→ EXERCISE OBJECTIVE: Your task is to copy the listing exactly. Drop any pictures from the copy.

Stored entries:
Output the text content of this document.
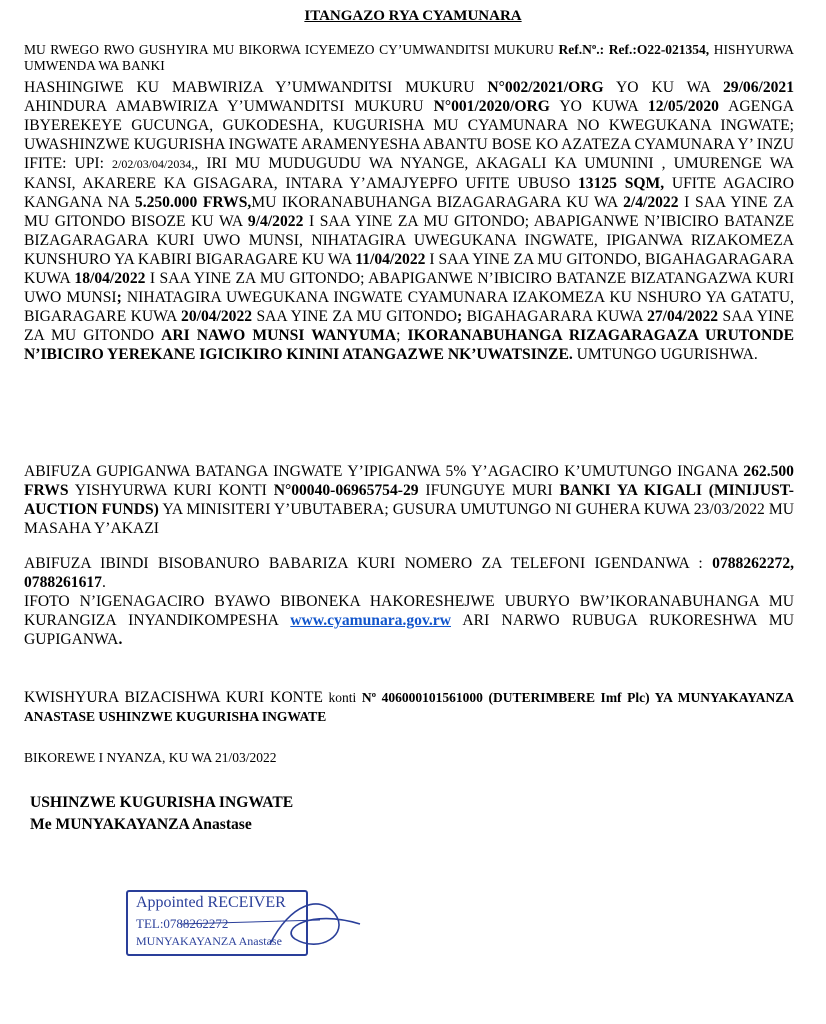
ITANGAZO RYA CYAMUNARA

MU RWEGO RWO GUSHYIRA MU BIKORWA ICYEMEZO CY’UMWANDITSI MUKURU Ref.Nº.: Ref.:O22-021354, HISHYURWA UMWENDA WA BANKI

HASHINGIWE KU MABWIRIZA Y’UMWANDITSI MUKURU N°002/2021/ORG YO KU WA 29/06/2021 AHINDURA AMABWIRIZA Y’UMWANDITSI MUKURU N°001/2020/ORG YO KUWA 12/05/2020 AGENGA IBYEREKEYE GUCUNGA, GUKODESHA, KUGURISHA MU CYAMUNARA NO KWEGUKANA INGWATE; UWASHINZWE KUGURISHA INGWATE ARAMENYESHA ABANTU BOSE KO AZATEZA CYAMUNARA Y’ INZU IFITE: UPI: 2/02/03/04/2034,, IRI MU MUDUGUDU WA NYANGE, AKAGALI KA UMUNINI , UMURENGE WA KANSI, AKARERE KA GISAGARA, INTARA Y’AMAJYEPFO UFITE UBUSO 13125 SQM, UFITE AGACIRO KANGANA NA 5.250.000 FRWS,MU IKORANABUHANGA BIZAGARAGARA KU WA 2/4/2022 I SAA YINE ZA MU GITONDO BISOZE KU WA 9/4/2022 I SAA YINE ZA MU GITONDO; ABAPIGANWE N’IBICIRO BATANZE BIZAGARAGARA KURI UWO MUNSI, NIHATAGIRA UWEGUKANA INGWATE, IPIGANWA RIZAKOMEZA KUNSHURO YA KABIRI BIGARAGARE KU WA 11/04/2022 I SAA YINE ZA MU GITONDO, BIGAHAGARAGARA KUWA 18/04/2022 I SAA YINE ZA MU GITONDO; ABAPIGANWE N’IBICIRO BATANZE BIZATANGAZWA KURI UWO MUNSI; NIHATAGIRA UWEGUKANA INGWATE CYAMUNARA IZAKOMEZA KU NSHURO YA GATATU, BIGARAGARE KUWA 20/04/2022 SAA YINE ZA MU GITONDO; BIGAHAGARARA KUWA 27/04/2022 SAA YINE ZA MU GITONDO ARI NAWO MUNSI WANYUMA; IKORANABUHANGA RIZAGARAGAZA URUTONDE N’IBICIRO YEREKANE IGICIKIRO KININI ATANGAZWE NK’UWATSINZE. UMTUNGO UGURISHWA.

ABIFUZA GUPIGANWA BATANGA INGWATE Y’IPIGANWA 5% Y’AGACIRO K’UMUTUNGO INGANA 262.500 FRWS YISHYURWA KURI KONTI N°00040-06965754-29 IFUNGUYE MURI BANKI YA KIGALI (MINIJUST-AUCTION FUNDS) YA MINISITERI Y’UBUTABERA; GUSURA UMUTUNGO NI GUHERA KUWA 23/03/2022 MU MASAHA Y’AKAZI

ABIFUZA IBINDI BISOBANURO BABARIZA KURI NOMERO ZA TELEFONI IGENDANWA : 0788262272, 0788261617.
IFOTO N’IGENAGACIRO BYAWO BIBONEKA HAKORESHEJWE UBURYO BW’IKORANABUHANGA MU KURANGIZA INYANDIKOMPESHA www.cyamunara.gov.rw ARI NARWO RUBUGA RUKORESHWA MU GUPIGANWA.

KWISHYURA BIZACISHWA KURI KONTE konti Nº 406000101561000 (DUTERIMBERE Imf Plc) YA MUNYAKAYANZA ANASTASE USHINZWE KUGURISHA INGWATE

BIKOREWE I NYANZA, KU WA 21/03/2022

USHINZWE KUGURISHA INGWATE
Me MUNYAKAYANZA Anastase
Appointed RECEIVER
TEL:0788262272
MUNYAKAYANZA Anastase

→ THE REPLY:
Output the text content of this document.
ITANGAZO RYA CYAMUNARA

MU RWEGO RWO GUSHYIRA MU BIKORWA ICYEMEZO CY’UMWANDITSI MUKURU Ref.Nº.: Ref.:O22-021354, HISHYURWA UMWENDA WA BANKI

HASHINGIWE KU MABWIRIZA Y’UMWANDITSI MUKURU N°002/2021/ORG YO KU WA 29/06/2021 AHINDURA AMABWIRIZA Y’UMWANDITSI MUKURU N°001/2020/ORG YO KUWA 12/05/2020 AGENGA IBYEREKEYE GUCUNGA, GUKODESHA, KUGURISHA MU CYAMUNARA NO KWEGUKANA INGWATE; UWASHINZWE KUGURISHA INGWATE ARAMENYESHA ABANTU BOSE KO AZATEZA CYAMUNARA Y’ INZU IFITE: UPI: 2/02/03/04/2034,, IRI MU MUDUGUDU WA NYANGE, AKAGALI KA UMUNINI , UMURENGE WA KANSI, AKARERE KA GISAGARA, INTARA Y’AMAJYEPFO UFITE UBUSO 13125 SQM, UFITE AGACIRO KANGANA NA 5.250.000 FRWS,MU IKORANABUHANGA BIZAGARAGARA KU WA 2/4/2022 I SAA YINE ZA MU GITONDO BISOZE KU WA 9/4/2022 I SAA YINE ZA MU GITONDO; ABAPIGANWE N’IBICIRO BATANZE BIZAGARAGARA KURI UWO MUNSI, NIHATAGIRA UWEGUKANA INGWATE, IPIGANWA RIZAKOMEZA KUNSHURO YA KABIRI BIGARAGARE KU WA 11/04/2022 I SAA YINE ZA MU GITONDO, BIGAHAGARAGARA KUWA 18/04/2022 I SAA YINE ZA MU GITONDO; ABAPIGANWE N’IBICIRO BATANZE BIZATANGAZWA KURI UWO MUNSI; NIHATAGIRA UWEGUKANA INGWATE CYAMUNARA IZAKOMEZA KU NSHURO YA GATATU, BIGARAGARE KUWA 20/04/2022 SAA YINE ZA MU GITONDO; BIGAHAGARARA KUWA 27/04/2022 SAA YINE ZA MU GITONDO ARI NAWO MUNSI WANYUMA; IKORANABUHANGA RIZAGARAGAZA URUTONDE N’IBICIRO YEREKANE IGICIKIRO KININI ATANGAZWE NK’UWATSINZE. UMTUNGO UGURISHWA.

ABIFUZA GUPIGANWA BATANGA INGWATE Y’IPIGANWA 5% Y’AGACIRO K’UMUTUNGO INGANA 262.500 FRWS YISHYURWA KURI KONTI N°00040-06965754-29 IFUNGUYE MURI BANKI YA KIGALI (MINIJUST-AUCTION FUNDS) YA MINISITERI Y’UBUTABERA; GUSURA UMUTUNGO NI GUHERA KUWA 23/03/2022 MU MASAHA Y’AKAZI

ABIFUZA IBINDI BISOBANURO BABARIZA KURI NOMERO ZA TELEFONI IGENDANWA : 0788262272, 0788261617.
IFOTO N’IGENAGACIRO BYAWO BIBONEKA HAKORESHEJWE UBURYO BW’IKORANABUHANGA MU KURANGIZA INYANDIKOMPESHA www.cyamunara.gov.rw ARI NARWO RUBUGA RUKORESHWA MU GUPIGANWA.

KWISHYURA BIZACISHWA KURI KONTE konti Nº 406000101561000 (DUTERIMBERE Imf Plc) YA MUNYAKAYANZA ANASTASE USHINZWE KUGURISHA INGWATE

BIKOREWE I NYANZA, KU WA 21/03/2022

USHINZWE KUGURISHA INGWATE
Me MUNYAKAYANZA Anastase
Appointed RECEIVER
TEL:0788262272
MUNYAKAYANZA Anastase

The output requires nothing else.